* _WORK TO COMPLETE_
Each entry below is to be printed verbatim.

A block of data:
# # # # # # #

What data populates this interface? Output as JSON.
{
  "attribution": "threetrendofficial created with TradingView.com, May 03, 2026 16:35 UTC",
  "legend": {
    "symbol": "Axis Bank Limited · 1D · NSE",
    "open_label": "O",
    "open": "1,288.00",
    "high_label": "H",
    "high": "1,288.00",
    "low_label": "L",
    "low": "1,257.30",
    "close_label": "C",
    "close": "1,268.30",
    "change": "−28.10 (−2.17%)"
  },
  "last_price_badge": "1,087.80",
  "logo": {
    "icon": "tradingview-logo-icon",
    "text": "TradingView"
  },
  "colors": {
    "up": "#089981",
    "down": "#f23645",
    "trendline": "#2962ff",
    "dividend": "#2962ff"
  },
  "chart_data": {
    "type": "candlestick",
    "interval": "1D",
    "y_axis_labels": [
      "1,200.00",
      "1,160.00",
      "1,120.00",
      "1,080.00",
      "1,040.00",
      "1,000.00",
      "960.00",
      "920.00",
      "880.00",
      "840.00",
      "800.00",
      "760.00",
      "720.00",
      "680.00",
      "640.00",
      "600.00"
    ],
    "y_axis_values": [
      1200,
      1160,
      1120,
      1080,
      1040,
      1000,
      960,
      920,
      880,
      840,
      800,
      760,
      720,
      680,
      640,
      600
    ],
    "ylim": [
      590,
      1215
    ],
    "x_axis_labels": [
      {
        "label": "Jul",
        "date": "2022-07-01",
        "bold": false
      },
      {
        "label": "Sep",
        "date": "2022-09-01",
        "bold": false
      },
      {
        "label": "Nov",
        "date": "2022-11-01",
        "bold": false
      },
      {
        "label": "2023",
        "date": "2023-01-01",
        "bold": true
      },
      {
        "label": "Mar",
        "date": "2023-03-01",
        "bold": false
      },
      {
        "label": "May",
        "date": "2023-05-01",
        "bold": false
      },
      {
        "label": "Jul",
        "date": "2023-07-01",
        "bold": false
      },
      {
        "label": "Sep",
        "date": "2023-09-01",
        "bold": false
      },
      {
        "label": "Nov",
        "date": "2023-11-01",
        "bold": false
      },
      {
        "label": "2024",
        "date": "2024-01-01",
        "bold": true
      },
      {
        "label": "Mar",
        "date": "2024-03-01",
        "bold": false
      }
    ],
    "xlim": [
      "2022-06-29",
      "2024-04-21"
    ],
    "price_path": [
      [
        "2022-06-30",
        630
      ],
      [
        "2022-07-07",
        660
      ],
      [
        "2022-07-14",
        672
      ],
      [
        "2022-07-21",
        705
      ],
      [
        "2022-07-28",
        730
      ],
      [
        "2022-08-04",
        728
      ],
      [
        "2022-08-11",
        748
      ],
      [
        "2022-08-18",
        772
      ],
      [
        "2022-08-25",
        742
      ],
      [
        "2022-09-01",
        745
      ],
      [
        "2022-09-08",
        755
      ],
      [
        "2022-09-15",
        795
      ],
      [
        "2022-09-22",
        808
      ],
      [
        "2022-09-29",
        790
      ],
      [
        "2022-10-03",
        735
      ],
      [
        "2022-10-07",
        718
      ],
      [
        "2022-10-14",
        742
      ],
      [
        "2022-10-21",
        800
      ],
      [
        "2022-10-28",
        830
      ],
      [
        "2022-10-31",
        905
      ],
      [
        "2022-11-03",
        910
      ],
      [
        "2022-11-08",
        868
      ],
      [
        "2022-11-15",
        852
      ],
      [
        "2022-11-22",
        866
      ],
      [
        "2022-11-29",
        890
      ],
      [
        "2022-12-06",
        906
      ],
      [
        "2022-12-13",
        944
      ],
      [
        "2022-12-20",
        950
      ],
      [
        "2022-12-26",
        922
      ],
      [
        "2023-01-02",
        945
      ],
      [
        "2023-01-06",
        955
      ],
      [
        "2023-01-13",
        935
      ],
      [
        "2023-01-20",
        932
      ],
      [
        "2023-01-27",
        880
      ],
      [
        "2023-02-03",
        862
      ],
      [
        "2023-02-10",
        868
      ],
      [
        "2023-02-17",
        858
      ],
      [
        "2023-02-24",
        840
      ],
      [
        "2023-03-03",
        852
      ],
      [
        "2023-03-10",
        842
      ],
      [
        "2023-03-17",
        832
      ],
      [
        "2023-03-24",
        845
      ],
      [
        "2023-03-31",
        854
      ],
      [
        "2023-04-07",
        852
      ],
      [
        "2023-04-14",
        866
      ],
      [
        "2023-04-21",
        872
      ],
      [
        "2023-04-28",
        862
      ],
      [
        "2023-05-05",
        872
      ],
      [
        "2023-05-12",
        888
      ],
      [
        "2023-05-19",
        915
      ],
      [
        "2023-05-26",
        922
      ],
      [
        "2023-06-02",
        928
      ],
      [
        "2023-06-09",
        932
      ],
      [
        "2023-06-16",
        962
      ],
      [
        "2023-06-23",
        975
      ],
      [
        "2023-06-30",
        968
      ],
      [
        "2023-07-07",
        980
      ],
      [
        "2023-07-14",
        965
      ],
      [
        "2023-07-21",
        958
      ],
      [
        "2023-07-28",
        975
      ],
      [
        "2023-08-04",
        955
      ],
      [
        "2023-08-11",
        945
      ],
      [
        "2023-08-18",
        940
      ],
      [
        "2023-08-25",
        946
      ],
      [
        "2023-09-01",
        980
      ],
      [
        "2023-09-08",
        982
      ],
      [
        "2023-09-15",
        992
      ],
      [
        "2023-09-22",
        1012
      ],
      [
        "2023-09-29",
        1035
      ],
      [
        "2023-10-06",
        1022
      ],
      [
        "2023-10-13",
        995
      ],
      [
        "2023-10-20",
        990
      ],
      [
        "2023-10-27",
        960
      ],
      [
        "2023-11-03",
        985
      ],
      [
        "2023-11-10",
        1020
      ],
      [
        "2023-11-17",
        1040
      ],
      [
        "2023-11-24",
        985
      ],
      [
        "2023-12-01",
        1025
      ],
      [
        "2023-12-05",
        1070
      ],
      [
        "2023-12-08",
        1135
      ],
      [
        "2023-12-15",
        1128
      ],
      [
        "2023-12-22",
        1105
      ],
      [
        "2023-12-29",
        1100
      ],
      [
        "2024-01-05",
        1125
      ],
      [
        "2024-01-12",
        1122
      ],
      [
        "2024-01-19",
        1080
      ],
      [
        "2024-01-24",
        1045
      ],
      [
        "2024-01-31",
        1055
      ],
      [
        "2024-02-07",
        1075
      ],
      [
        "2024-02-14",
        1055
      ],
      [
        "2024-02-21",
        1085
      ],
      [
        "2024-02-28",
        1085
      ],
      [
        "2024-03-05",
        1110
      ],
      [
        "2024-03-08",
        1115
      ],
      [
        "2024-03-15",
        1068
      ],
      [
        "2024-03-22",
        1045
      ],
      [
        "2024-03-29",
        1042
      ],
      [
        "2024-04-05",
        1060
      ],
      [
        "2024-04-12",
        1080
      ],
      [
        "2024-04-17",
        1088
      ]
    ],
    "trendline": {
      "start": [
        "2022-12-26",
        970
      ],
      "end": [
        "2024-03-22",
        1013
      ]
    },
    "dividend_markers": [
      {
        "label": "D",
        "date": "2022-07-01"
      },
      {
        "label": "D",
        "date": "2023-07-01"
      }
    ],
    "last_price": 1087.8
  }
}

# # # # # # #

* _FINAL RESULT_
What data populates this interface? Output as JSON.
{
  "attribution": "threetrendofficial created with TradingView.com, May 03, 2026 16:35 UTC",
  "legend": {
    "symbol": "Axis Bank Limited · 1D · NSE",
    "open_label": "O",
    "open": "1,288.00",
    "high_label": "H",
    "high": "1,288.00",
    "low_label": "L",
    "low": "1,257.30",
    "close_label": "C",
    "close": "1,268.30",
    "change": "−28.10 (−2.17%)"
  },
  "last_price_badge": "1,087.80",
  "logo": {
    "icon": "tradingview-logo-icon",
    "text": "TradingView"
  },
  "colors": {
    "up": "#089981",
    "down": "#f23645",
    "trendline": "#2962ff",
    "dividend": "#2962ff"
  },
  "chart_data": {
    "type": "candlestick",
    "interval": "1D",
    "y_axis_labels": [
      "1,200.00",
      "1,160.00",
      "1,120.00",
      "1,080.00",
      "1,040.00",
      "1,000.00",
      "960.00",
      "920.00",
      "880.00",
      "840.00",
      "800.00",
      "760.00",
      "720.00",
      "680.00",
      "640.00",
      "600.00"
    ],
    "y_axis_values": [
      1200,
      1160,
      1120,
      1080,
      1040,
      1000,
      960,
      920,
      880,
      840,
      800,
      760,
      720,
      680,
      640,
      600
    ],
    "ylim": [
      590,
      1215
    ],
    "x_axis_labels": [
      {
        "label": "Jul",
        "date": "2022-07-01",
        "bold": false
      },
      {
        "label": "Sep",
        "date": "2022-09-01",
        "bold": false
      },
      {
        "label": "Nov",
        "date": "2022-11-01",
        "bold": false
      },
      {
        "label": "2023",
        "date": "2023-01-01",
        "bold": true
      },
      {
        "label": "Mar",
        "date": "2023-03-01",
        "bold": false
      },
      {
        "label": "May",
        "date": "2023-05-01",
        "bold": false
      },
      {
        "label": "Jul",
        "date": "2023-07-01",
        "bold": false
      },
      {
        "label": "Sep",
        "date": "2023-09-01",
        "bold": false
      },
      {
        "label": "Nov",
        "date": "2023-11-01",
        "bold": false
      },
      {
        "label": "2024",
        "date": "2024-01-01",
        "bold": true
      },
      {
        "label": "Mar",
        "date": "2024-03-01",
        "bold": false
      }
    ],
    "xlim": [
      "2022-06-29",
      "2024-04-21"
    ],
    "price_path": [
      [
        "2022-06-30",
        630
      ],
      [
        "2022-07-07",
        660
      ],
      [
        "2022-07-14",
        672
      ],
      [
        "2022-07-21",
        705
      ],
      [
        "2022-07-28",
        730
      ],
      [
        "2022-08-04",
        728
      ],
      [
        "2022-08-11",
        748
      ],
      [
        "2022-08-18",
        772
      ],
      [
        "2022-08-25",
        742
      ],
      [
        "2022-09-01",
        745
      ],
      [
        "2022-09-08",
        755
      ],
      [
        "2022-09-15",
        795
      ],
      [
        "2022-09-22",
        808
      ],
      [
        "2022-09-29",
        790
      ],
      [
        "2022-10-03",
        735
      ],
      [
        "2022-10-07",
        718
      ],
      [
        "2022-10-14",
        742
      ],
      [
        "2022-10-21",
        800
      ],
      [
        "2022-10-28",
        830
      ],
      [
        "2022-10-31",
        905
      ],
      [
        "2022-11-03",
        910
      ],
      [
        "2022-11-08",
        868
      ],
      [
        "2022-11-15",
        852
      ],
      [
        "2022-11-22",
        866
      ],
      [
        "2022-11-29",
        890
      ],
      [
        "2022-12-06",
        906
      ],
      [
        "2022-12-13",
        944
      ],
      [
        "2022-12-20",
        950
      ],
      [
        "2022-12-26",
        922
      ],
      [
        "2023-01-02",
        945
      ],
      [
        "2023-01-06",
        955
      ],
      [
        "2023-01-13",
        935
      ],
      [
        "2023-01-20",
        932
      ],
      [
        "2023-01-27",
        880
      ],
      [
        "2023-02-03",
        862
      ],
      [
        "2023-02-10",
        868
      ],
      [
        "2023-02-17",
        858
      ],
      [
        "2023-02-24",
        840
      ],
      [
        "2023-03-03",
        852
      ],
      [
        "2023-03-10",
        842
      ],
      [
        "2023-03-17",
        832
      ],
      [
        "2023-03-24",
        845
      ],
      [
        "2023-03-31",
        854
      ],
      [
        "2023-04-07",
        852
      ],
      [
        "2023-04-14",
        866
      ],
      [
        "2023-04-21",
        872
      ],
      [
        "2023-04-28",
        862
      ],
      [
        "2023-05-05",
        872
      ],
      [
        "2023-05-12",
        888
      ],
      [
        "2023-05-19",
        915
      ],
      [
        "2023-05-26",
        922
      ],
      [
        "2023-06-02",
        928
      ],
      [
        "2023-06-09",
        932
      ],
      [
        "2023-06-16",
        962
      ],
      [
        "2023-06-23",
        975
      ],
      [
        "2023-06-30",
        968
      ],
      [
        "2023-07-07",
        980
      ],
      [
        "2023-07-14",
        965
      ],
      [
        "2023-07-21",
        958
      ],
      [
        "2023-07-28",
        975
      ],
      [
        "2023-08-04",
        955
      ],
      [
        "2023-08-11",
        945
      ],
      [
        "2023-08-18",
        940
      ],
      [
        "2023-08-25",
        946
      ],
      [
        "2023-09-01",
        980
      ],
      [
        "2023-09-08",
        982
      ],
      [
        "2023-09-15",
        992
      ],
      [
        "2023-09-22",
        1012
      ],
      [
        "2023-09-29",
        1035
      ],
      [
        "2023-10-06",
        1022
      ],
      [
        "2023-10-13",
        995
      ],
      [
        "2023-10-20",
        990
      ],
      [
        "2023-10-27",
        960
      ],
      [
        "2023-11-03",
        985
      ],
      [
        "2023-11-10",
        1020
      ],
      [
        "2023-11-17",
        1040
      ],
      [
        "2023-11-24",
        985
      ],
      [
        "2023-12-01",
        1025
      ],
      [
        "2023-12-05",
        1070
      ],
      [
        "2023-12-08",
        1135
      ],
      [
        "2023-12-15",
        1128
      ],
      [
        "2023-12-22",
        1105
      ],
      [
        "2023-12-29",
        1100
      ],
      [
        "2024-01-05",
        1125
      ],
      [
        "2024-01-12",
        1122
      ],
      [
        "2024-01-19",
        1080
      ],
      [
        "2024-01-24",
        1045
      ],
      [
        "2024-01-31",
        1055
      ],
      [
        "2024-02-07",
        1075
      ],
      [
        "2024-02-14",
        1055
      ],
      [
        "2024-02-21",
        1085
      ],
      [
        "2024-02-28",
        1085
      ],
      [
        "2024-03-05",
        1110
      ],
      [
        "2024-03-08",
        1115
      ],
      [
        "2024-03-15",
        1068
      ],
      [
        "2024-03-22",
        1045
      ],
      [
        "2024-03-29",
        1042
      ],
      [
        "2024-04-05",
        1060
      ],
      [
        "2024-04-12",
        1080
      ],
      [
        "2024-04-17",
        1088
      ]
    ],
    "trendline": {
      "start": [
        "2022-12-26",
        970
      ],
      "end": [
        "2024-03-22",
        1013
      ]
    },
    "dividend_markers": [
      {
        "label": "D",
        "date": "2022-07-01"
      },
      {
        "label": "D",
        "date": "2023-07-01"
      }
    ],
    "last_price": 1087.8
  }
}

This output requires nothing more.